=== WORK INSTRUCTIONS ===
Reproduce the entries word for word, and omit any picture you find in them.

(Dataset entries)
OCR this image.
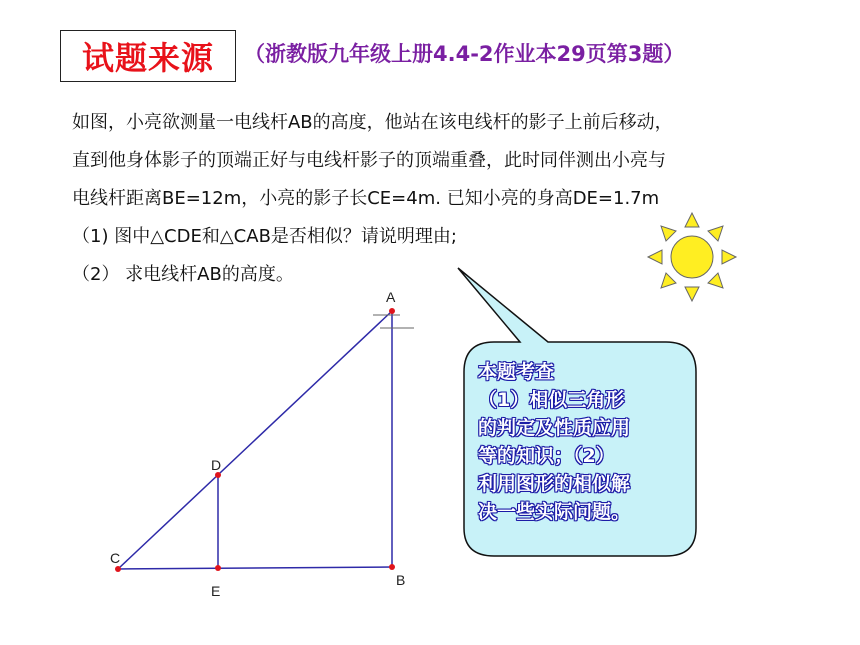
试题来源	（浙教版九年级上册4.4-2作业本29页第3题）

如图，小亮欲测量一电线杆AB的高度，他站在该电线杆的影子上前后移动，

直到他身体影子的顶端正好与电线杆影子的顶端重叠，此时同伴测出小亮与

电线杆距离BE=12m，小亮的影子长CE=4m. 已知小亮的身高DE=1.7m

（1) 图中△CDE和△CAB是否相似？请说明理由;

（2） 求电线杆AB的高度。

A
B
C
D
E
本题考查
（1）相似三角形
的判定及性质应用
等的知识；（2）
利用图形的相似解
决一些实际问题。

=== THE SOLUTION ===
OCR this image.
试题来源	（浙教版九年级上册4.4-2作业本29页第3题）

如图，小亮欲测量一电线杆AB的高度，他站在该电线杆的影子上前后移动，

直到他身体影子的顶端正好与电线杆影子的顶端重叠，此时同伴测出小亮与

电线杆距离BE=12m，小亮的影子长CE=4m. 已知小亮的身高DE=1.7m

（1) 图中△CDE和△CAB是否相似？请说明理由;

（2） 求电线杆AB的高度。

A
B
C
D
E
本题考查
（1）相似三角形
的判定及性质应用
等的知识；（2）
利用图形的相似解
决一些实际问题。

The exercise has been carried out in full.